Show, in full, each line of the data that contains "this".

***** MATERIALS PROVIDED *****

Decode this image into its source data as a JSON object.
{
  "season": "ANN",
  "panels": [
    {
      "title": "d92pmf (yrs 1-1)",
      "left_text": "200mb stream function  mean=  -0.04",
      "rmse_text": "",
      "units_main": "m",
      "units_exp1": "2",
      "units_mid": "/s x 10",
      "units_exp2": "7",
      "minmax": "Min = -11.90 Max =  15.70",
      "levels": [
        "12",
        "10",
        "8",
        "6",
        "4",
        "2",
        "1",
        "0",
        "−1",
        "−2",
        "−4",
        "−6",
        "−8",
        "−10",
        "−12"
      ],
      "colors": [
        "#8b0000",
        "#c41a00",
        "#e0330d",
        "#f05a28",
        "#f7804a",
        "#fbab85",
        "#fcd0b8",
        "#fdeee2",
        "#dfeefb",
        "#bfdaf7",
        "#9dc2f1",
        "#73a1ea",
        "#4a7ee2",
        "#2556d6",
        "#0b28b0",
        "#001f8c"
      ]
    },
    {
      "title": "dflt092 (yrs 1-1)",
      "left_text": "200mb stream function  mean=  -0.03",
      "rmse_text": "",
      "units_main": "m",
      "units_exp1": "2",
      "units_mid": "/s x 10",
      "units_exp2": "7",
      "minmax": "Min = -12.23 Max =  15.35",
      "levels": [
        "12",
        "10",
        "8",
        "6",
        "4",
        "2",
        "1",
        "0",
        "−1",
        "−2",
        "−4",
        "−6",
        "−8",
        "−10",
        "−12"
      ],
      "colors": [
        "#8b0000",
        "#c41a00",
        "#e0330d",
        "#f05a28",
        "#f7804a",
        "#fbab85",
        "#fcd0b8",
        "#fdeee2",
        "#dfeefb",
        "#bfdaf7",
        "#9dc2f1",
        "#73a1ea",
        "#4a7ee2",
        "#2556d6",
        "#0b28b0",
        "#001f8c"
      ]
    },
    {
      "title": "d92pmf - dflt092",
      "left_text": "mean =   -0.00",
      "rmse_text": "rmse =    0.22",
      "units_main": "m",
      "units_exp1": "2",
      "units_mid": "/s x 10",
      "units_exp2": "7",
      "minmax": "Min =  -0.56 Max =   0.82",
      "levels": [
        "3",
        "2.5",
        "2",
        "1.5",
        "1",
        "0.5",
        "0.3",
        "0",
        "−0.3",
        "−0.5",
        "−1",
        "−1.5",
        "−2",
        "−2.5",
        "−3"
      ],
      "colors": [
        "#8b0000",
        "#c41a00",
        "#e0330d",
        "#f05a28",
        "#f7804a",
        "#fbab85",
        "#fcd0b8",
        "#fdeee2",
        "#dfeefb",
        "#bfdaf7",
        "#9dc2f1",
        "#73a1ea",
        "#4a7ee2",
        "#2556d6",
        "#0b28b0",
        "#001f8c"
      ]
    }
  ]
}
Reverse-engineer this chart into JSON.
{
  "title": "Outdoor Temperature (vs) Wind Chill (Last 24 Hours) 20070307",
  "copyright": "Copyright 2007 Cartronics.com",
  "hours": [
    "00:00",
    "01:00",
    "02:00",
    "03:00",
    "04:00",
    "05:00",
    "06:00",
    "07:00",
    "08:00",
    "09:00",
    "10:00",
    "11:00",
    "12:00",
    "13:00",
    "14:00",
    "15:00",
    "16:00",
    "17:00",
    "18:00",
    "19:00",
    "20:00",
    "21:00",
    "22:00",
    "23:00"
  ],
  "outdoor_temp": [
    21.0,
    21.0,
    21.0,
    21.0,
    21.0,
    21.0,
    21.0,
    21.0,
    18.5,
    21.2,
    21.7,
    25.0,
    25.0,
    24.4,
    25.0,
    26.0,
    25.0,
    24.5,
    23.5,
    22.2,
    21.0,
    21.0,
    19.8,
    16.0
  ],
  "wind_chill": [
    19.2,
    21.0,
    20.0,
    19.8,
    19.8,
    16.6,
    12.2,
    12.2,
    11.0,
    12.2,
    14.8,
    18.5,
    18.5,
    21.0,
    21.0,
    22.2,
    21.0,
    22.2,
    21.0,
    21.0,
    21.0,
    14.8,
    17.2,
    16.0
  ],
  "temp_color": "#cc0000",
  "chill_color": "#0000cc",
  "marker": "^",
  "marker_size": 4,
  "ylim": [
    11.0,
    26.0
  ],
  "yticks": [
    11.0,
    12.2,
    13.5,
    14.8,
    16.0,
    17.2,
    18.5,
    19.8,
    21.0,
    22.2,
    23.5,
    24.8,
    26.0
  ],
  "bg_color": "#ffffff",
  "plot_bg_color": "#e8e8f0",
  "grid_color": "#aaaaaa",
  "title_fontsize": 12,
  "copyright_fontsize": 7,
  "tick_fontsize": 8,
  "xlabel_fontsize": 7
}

*****

WRITTEN SOLUTION:
Decode this image into its source data as a JSON object.
Reverse-engineer this chart into JSON.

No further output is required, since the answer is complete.